▶ [Exercise goal]
Go through the data and copy every line exactly, but not the images.
* * * * * * *
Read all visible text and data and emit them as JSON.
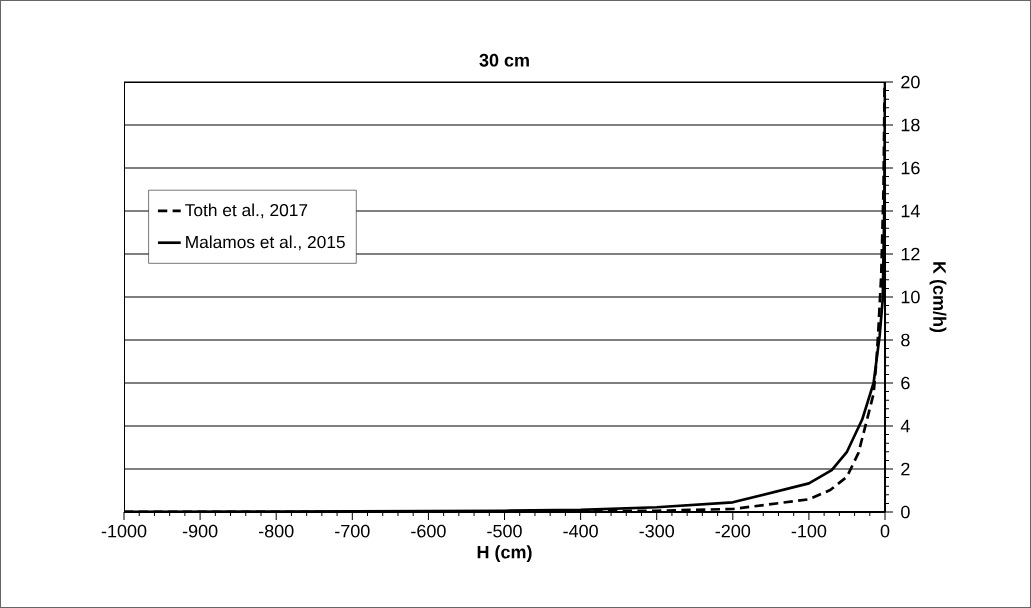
{
  "chart_data": {
    "type": "line",
    "title": "30 cm",
    "xlabel": "H (cm)",
    "ylabel": "K (cm/h)",
    "xlim": [
      -1000,
      0
    ],
    "ylim": [
      0,
      20
    ],
    "xticks": [
      -1000,
      -900,
      -800,
      -700,
      -600,
      -500,
      -400,
      -300,
      -200,
      -100,
      0
    ],
    "yticks": [
      0,
      2,
      4,
      6,
      8,
      10,
      12,
      14,
      16,
      18,
      20
    ],
    "grid": "y",
    "legend": "left",
    "marker": "none",
    "series": [
      {
        "name": "Toth et al., 2017",
        "color": "#000000",
        "line_style": "dashed",
        "x": [
          -1000,
          -800,
          -600,
          -500,
          -400,
          -300,
          -200,
          -100,
          -72,
          -50,
          -35,
          -26,
          -15,
          -11.5,
          -9,
          -5,
          -2,
          -0.5
        ],
        "values": [
          0.01,
          0.01,
          0.02,
          0.02,
          0.03,
          0.06,
          0.14,
          0.59,
          1.02,
          1.64,
          2.74,
          3.97,
          5.5,
          6.9,
          8.3,
          11,
          15,
          20
        ]
      },
      {
        "name": "Malamos et al., 2015",
        "color": "#000000",
        "line_style": "solid",
        "x": [
          -1000,
          -800,
          -600,
          -500,
          -400,
          -300,
          -200,
          -100,
          -70,
          -50,
          -30,
          -15,
          -7,
          -3,
          -1,
          0
        ],
        "values": [
          0.01,
          0.02,
          0.04,
          0.06,
          0.1,
          0.22,
          0.45,
          1.33,
          1.95,
          2.8,
          4.3,
          6.0,
          8.2,
          9.9,
          14,
          20
        ]
      }
    ]
  }
}
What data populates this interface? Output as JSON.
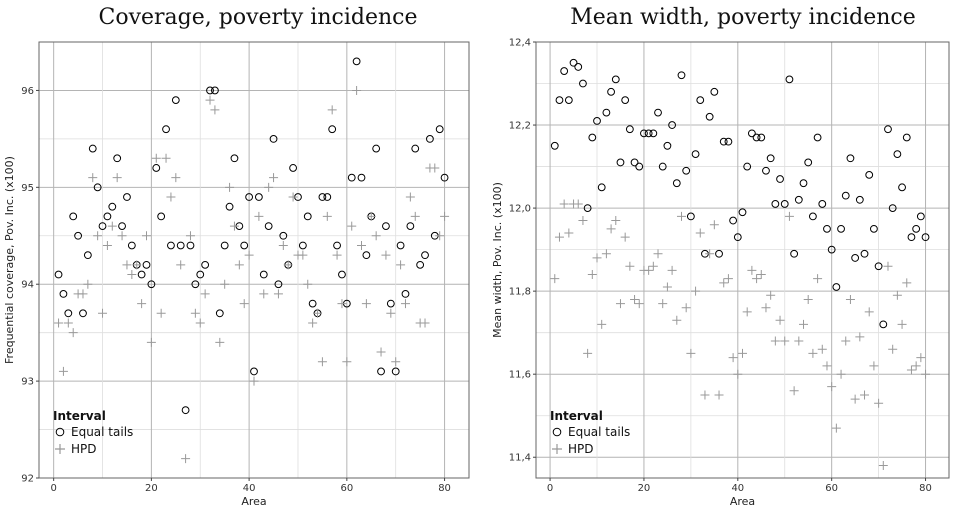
{
  "chart_data": [
    {
      "type": "scatter",
      "title": "Coverage, poverty incidence",
      "xlabel": "Area",
      "ylabel": "Frequential coverage, Pov. Inc. (x100)",
      "xlim": [
        -3,
        85
      ],
      "ylim": [
        92,
        96.5
      ],
      "xticks": [
        0,
        20,
        40,
        60,
        80
      ],
      "yticks": [
        92,
        93,
        94,
        95,
        96
      ],
      "ytick_labels": [
        "92",
        "93",
        "94",
        "95",
        "96"
      ],
      "grid": true,
      "legend": {
        "title": "Interval",
        "placement": "bottom-left"
      },
      "series": [
        {
          "name": "Equal tails",
          "marker": "circle",
          "color": "#000000",
          "values": [
            94.1,
            93.9,
            93.7,
            94.7,
            94.5,
            93.7,
            94.3,
            95.4,
            95.0,
            94.6,
            94.7,
            94.8,
            95.3,
            94.6,
            94.9,
            94.4,
            94.2,
            94.1,
            94.2,
            94.0,
            95.2,
            94.7,
            95.6,
            94.4,
            95.9,
            94.4,
            92.7,
            94.4,
            94.0,
            94.1,
            94.2,
            96.0,
            96.0,
            93.7,
            94.4,
            94.8,
            95.3,
            94.6,
            94.4,
            94.9,
            93.1,
            94.9,
            94.1,
            94.6,
            95.5,
            94.0,
            94.5,
            94.2,
            95.2,
            94.9,
            94.4,
            94.7,
            93.8,
            93.7,
            94.9,
            94.9,
            95.6,
            94.4,
            94.1,
            93.8,
            95.1,
            96.3,
            95.1,
            94.3,
            94.7,
            95.4,
            93.1,
            94.6,
            93.8,
            93.1,
            94.4,
            93.9,
            94.6,
            95.4,
            94.2,
            94.3,
            95.5,
            94.5,
            95.6,
            95.1
          ]
        },
        {
          "name": "HPD",
          "marker": "plus",
          "color": "#999999",
          "values": [
            93.6,
            93.1,
            93.6,
            93.5,
            93.9,
            93.9,
            94.0,
            95.1,
            94.5,
            93.7,
            94.4,
            94.6,
            95.1,
            94.5,
            94.2,
            94.1,
            94.2,
            93.8,
            94.5,
            93.4,
            95.3,
            93.7,
            95.3,
            94.9,
            95.1,
            94.2,
            92.2,
            94.5,
            93.7,
            93.6,
            93.9,
            95.9,
            95.8,
            93.4,
            94.0,
            95.0,
            94.6,
            94.2,
            93.8,
            94.3,
            93.0,
            94.7,
            93.9,
            95.0,
            95.1,
            93.9,
            94.4,
            94.2,
            94.9,
            94.3,
            94.3,
            94.0,
            93.6,
            93.7,
            93.2,
            94.7,
            95.8,
            94.3,
            93.8,
            93.2,
            94.6,
            96.0,
            94.4,
            93.8,
            94.7,
            94.5,
            93.3,
            94.3,
            93.7,
            93.2,
            94.2,
            93.8,
            94.9,
            94.7,
            93.6,
            93.6,
            95.2,
            95.2,
            94.5,
            94.7
          ]
        }
      ]
    },
    {
      "type": "scatter",
      "title": "Mean width, poverty incidence",
      "xlabel": "Area",
      "ylabel": "Mean width, Pov. Inc. (x100)",
      "xlim": [
        -3,
        85
      ],
      "ylim": [
        11.35,
        12.4
      ],
      "xticks": [
        0,
        20,
        40,
        60,
        80
      ],
      "yticks": [
        11.4,
        11.6,
        11.8,
        12.0,
        12.2,
        12.4
      ],
      "ytick_labels": [
        "11,4",
        "11,6",
        "11,8",
        "12,0",
        "12,2",
        "12,4"
      ],
      "grid": true,
      "legend": {
        "title": "Interval",
        "placement": "bottom-left"
      },
      "series": [
        {
          "name": "Equal tails",
          "marker": "circle",
          "color": "#000000",
          "values": [
            12.15,
            12.26,
            12.33,
            12.26,
            12.35,
            12.34,
            12.3,
            12.0,
            12.17,
            12.21,
            12.05,
            12.23,
            12.28,
            12.31,
            12.11,
            12.26,
            12.19,
            12.11,
            12.1,
            12.18,
            12.18,
            12.18,
            12.23,
            12.1,
            12.15,
            12.2,
            12.06,
            12.32,
            12.09,
            11.98,
            12.13,
            12.26,
            11.89,
            12.22,
            12.28,
            11.89,
            12.16,
            12.16,
            11.97,
            11.93,
            11.99,
            12.1,
            12.18,
            12.17,
            12.17,
            12.09,
            12.12,
            12.01,
            12.07,
            12.01,
            12.31,
            11.89,
            12.02,
            12.06,
            12.11,
            11.98,
            12.17,
            12.01,
            11.95,
            11.9,
            11.81,
            11.95,
            12.03,
            12.12,
            11.88,
            12.02,
            11.89,
            12.08,
            11.95,
            11.86,
            11.72,
            12.19,
            12.0,
            12.13,
            12.05,
            12.17,
            11.93,
            11.95,
            11.98,
            11.93
          ]
        },
        {
          "name": "HPD",
          "marker": "plus",
          "color": "#999999",
          "values": [
            11.83,
            11.93,
            12.01,
            11.94,
            12.01,
            12.01,
            11.97,
            11.65,
            11.84,
            11.88,
            11.72,
            11.89,
            11.95,
            11.97,
            11.77,
            11.93,
            11.86,
            11.78,
            11.77,
            11.85,
            11.85,
            11.86,
            11.89,
            11.77,
            11.81,
            11.85,
            11.73,
            11.98,
            11.76,
            11.65,
            11.8,
            11.94,
            11.55,
            11.89,
            11.96,
            11.55,
            11.82,
            11.83,
            11.64,
            11.6,
            11.65,
            11.75,
            11.85,
            11.83,
            11.84,
            11.76,
            11.79,
            11.68,
            11.73,
            11.68,
            11.98,
            11.56,
            11.68,
            11.72,
            11.78,
            11.65,
            11.83,
            11.66,
            11.62,
            11.57,
            11.47,
            11.6,
            11.68,
            11.78,
            11.54,
            11.69,
            11.55,
            11.75,
            11.62,
            11.53,
            11.38,
            11.86,
            11.66,
            11.79,
            11.72,
            11.82,
            11.61,
            11.62,
            11.64,
            11.6
          ]
        }
      ]
    }
  ]
}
* * * * * * *
▶ [Full answer]
Read all visible text and data and emit them as JSON.
{
  "chart_data": {
    "type": "line",
    "title": "30 cm",
    "xlabel": "H (cm)",
    "ylabel": "K (cm/h)",
    "xlim": [
      -1000,
      0
    ],
    "ylim": [
      0,
      20
    ],
    "xticks": [
      -1000,
      -900,
      -800,
      -700,
      -600,
      -500,
      -400,
      -300,
      -200,
      -100,
      0
    ],
    "yticks": [
      0,
      2,
      4,
      6,
      8,
      10,
      12,
      14,
      16,
      18,
      20
    ],
    "grid": "y",
    "legend": "left",
    "marker": "none",
    "series": [
      {
        "name": "Toth et al., 2017",
        "color": "#000000",
        "line_style": "dashed",
        "x": [
          -1000,
          -800,
          -600,
          -500,
          -400,
          -300,
          -200,
          -100,
          -72,
          -50,
          -35,
          -26,
          -15,
          -11.5,
          -9,
          -5,
          -2,
          -0.5
        ],
        "values": [
          0.01,
          0.01,
          0.02,
          0.02,
          0.03,
          0.06,
          0.14,
          0.59,
          1.02,
          1.64,
          2.74,
          3.97,
          5.5,
          6.9,
          8.3,
          11,
          15,
          20
        ]
      },
      {
        "name": "Malamos et al., 2015",
        "color": "#000000",
        "line_style": "solid",
        "x": [
          -1000,
          -800,
          -600,
          -500,
          -400,
          -300,
          -200,
          -100,
          -70,
          -50,
          -30,
          -15,
          -7,
          -3,
          -1,
          0
        ],
        "values": [
          0.01,
          0.02,
          0.04,
          0.06,
          0.1,
          0.22,
          0.45,
          1.33,
          1.95,
          2.8,
          4.3,
          6.0,
          8.2,
          9.9,
          14,
          20
        ]
      }
    ]
  }
}
What data populates this interface? Output as JSON.
{
  "chart_data": [
    {
      "type": "scatter",
      "title": "Coverage, poverty incidence",
      "xlabel": "Area",
      "ylabel": "Frequential coverage, Pov. Inc. (x100)",
      "xlim": [
        -3,
        85
      ],
      "ylim": [
        92,
        96.5
      ],
      "xticks": [
        0,
        20,
        40,
        60,
        80
      ],
      "yticks": [
        92,
        93,
        94,
        95,
        96
      ],
      "ytick_labels": [
        "92",
        "93",
        "94",
        "95",
        "96"
      ],
      "grid": true,
      "legend": {
        "title": "Interval",
        "placement": "bottom-left"
      },
      "series": [
        {
          "name": "Equal tails",
          "marker": "circle",
          "color": "#000000",
          "values": [
            94.1,
            93.9,
            93.7,
            94.7,
            94.5,
            93.7,
            94.3,
            95.4,
            95.0,
            94.6,
            94.7,
            94.8,
            95.3,
            94.6,
            94.9,
            94.4,
            94.2,
            94.1,
            94.2,
            94.0,
            95.2,
            94.7,
            95.6,
            94.4,
            95.9,
            94.4,
            92.7,
            94.4,
            94.0,
            94.1,
            94.2,
            96.0,
            96.0,
            93.7,
            94.4,
            94.8,
            95.3,
            94.6,
            94.4,
            94.9,
            93.1,
            94.9,
            94.1,
            94.6,
            95.5,
            94.0,
            94.5,
            94.2,
            95.2,
            94.9,
            94.4,
            94.7,
            93.8,
            93.7,
            94.9,
            94.9,
            95.6,
            94.4,
            94.1,
            93.8,
            95.1,
            96.3,
            95.1,
            94.3,
            94.7,
            95.4,
            93.1,
            94.6,
            93.8,
            93.1,
            94.4,
            93.9,
            94.6,
            95.4,
            94.2,
            94.3,
            95.5,
            94.5,
            95.6,
            95.1
          ]
        },
        {
          "name": "HPD",
          "marker": "plus",
          "color": "#999999",
          "values": [
            93.6,
            93.1,
            93.6,
            93.5,
            93.9,
            93.9,
            94.0,
            95.1,
            94.5,
            93.7,
            94.4,
            94.6,
            95.1,
            94.5,
            94.2,
            94.1,
            94.2,
            93.8,
            94.5,
            93.4,
            95.3,
            93.7,
            95.3,
            94.9,
            95.1,
            94.2,
            92.2,
            94.5,
            93.7,
            93.6,
            93.9,
            95.9,
            95.8,
            93.4,
            94.0,
            95.0,
            94.6,
            94.2,
            93.8,
            94.3,
            93.0,
            94.7,
            93.9,
            95.0,
            95.1,
            93.9,
            94.4,
            94.2,
            94.9,
            94.3,
            94.3,
            94.0,
            93.6,
            93.7,
            93.2,
            94.7,
            95.8,
            94.3,
            93.8,
            93.2,
            94.6,
            96.0,
            94.4,
            93.8,
            94.7,
            94.5,
            93.3,
            94.3,
            93.7,
            93.2,
            94.2,
            93.8,
            94.9,
            94.7,
            93.6,
            93.6,
            95.2,
            95.2,
            94.5,
            94.7
          ]
        }
      ]
    },
    {
      "type": "scatter",
      "title": "Mean width, poverty incidence",
      "xlabel": "Area",
      "ylabel": "Mean width, Pov. Inc. (x100)",
      "xlim": [
        -3,
        85
      ],
      "ylim": [
        11.35,
        12.4
      ],
      "xticks": [
        0,
        20,
        40,
        60,
        80
      ],
      "yticks": [
        11.4,
        11.6,
        11.8,
        12.0,
        12.2,
        12.4
      ],
      "ytick_labels": [
        "11,4",
        "11,6",
        "11,8",
        "12,0",
        "12,2",
        "12,4"
      ],
      "grid": true,
      "legend": {
        "title": "Interval",
        "placement": "bottom-left"
      },
      "series": [
        {
          "name": "Equal tails",
          "marker": "circle",
          "color": "#000000",
          "values": [
            12.15,
            12.26,
            12.33,
            12.26,
            12.35,
            12.34,
            12.3,
            12.0,
            12.17,
            12.21,
            12.05,
            12.23,
            12.28,
            12.31,
            12.11,
            12.26,
            12.19,
            12.11,
            12.1,
            12.18,
            12.18,
            12.18,
            12.23,
            12.1,
            12.15,
            12.2,
            12.06,
            12.32,
            12.09,
            11.98,
            12.13,
            12.26,
            11.89,
            12.22,
            12.28,
            11.89,
            12.16,
            12.16,
            11.97,
            11.93,
            11.99,
            12.1,
            12.18,
            12.17,
            12.17,
            12.09,
            12.12,
            12.01,
            12.07,
            12.01,
            12.31,
            11.89,
            12.02,
            12.06,
            12.11,
            11.98,
            12.17,
            12.01,
            11.95,
            11.9,
            11.81,
            11.95,
            12.03,
            12.12,
            11.88,
            12.02,
            11.89,
            12.08,
            11.95,
            11.86,
            11.72,
            12.19,
            12.0,
            12.13,
            12.05,
            12.17,
            11.93,
            11.95,
            11.98,
            11.93
          ]
        },
        {
          "name": "HPD",
          "marker": "plus",
          "color": "#999999",
          "values": [
            11.83,
            11.93,
            12.01,
            11.94,
            12.01,
            12.01,
            11.97,
            11.65,
            11.84,
            11.88,
            11.72,
            11.89,
            11.95,
            11.97,
            11.77,
            11.93,
            11.86,
            11.78,
            11.77,
            11.85,
            11.85,
            11.86,
            11.89,
            11.77,
            11.81,
            11.85,
            11.73,
            11.98,
            11.76,
            11.65,
            11.8,
            11.94,
            11.55,
            11.89,
            11.96,
            11.55,
            11.82,
            11.83,
            11.64,
            11.6,
            11.65,
            11.75,
            11.85,
            11.83,
            11.84,
            11.76,
            11.79,
            11.68,
            11.73,
            11.68,
            11.98,
            11.56,
            11.68,
            11.72,
            11.78,
            11.65,
            11.83,
            11.66,
            11.62,
            11.57,
            11.47,
            11.6,
            11.68,
            11.78,
            11.54,
            11.69,
            11.55,
            11.75,
            11.62,
            11.53,
            11.38,
            11.86,
            11.66,
            11.79,
            11.72,
            11.82,
            11.61,
            11.62,
            11.64,
            11.6
          ]
        }
      ]
    }
  ]
}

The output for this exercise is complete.